# start of Data shown

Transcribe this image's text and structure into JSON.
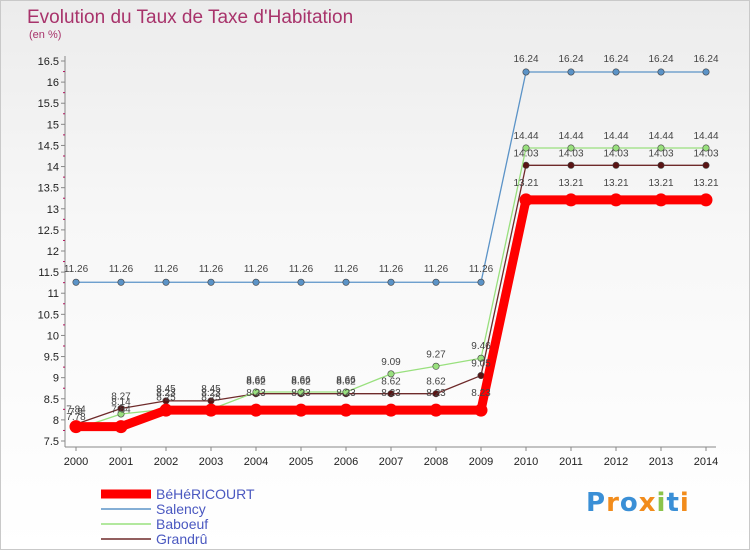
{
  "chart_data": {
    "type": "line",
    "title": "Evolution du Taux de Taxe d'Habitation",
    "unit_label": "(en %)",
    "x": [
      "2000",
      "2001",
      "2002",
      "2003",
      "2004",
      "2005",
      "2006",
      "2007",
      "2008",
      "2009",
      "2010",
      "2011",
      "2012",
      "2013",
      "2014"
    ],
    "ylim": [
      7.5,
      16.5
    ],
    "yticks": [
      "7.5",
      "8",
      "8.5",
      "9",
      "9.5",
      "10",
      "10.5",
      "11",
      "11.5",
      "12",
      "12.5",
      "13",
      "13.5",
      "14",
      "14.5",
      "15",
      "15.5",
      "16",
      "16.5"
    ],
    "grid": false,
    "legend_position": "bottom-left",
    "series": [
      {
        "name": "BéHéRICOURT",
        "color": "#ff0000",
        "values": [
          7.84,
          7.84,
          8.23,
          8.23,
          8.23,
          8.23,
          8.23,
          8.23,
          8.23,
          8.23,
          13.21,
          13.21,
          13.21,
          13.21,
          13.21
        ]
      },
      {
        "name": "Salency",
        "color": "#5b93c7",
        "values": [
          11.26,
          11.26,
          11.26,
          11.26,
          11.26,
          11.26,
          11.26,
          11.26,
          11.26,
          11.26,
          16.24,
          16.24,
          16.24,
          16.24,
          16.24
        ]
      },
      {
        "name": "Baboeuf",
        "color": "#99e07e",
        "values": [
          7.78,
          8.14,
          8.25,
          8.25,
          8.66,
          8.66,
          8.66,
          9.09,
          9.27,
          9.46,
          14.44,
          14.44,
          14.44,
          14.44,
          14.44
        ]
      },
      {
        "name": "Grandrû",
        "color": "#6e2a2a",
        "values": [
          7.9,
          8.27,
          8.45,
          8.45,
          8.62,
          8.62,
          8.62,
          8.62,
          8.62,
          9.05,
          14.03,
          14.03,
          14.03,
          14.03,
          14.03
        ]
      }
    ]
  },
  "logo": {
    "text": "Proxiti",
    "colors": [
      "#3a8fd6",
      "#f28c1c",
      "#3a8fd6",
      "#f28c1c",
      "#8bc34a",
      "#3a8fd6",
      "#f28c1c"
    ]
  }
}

# end of Data shown

-- What to produce --
Say how many lines of the data include the word "text". Nothing other than the number should be given.

-- Task response --
2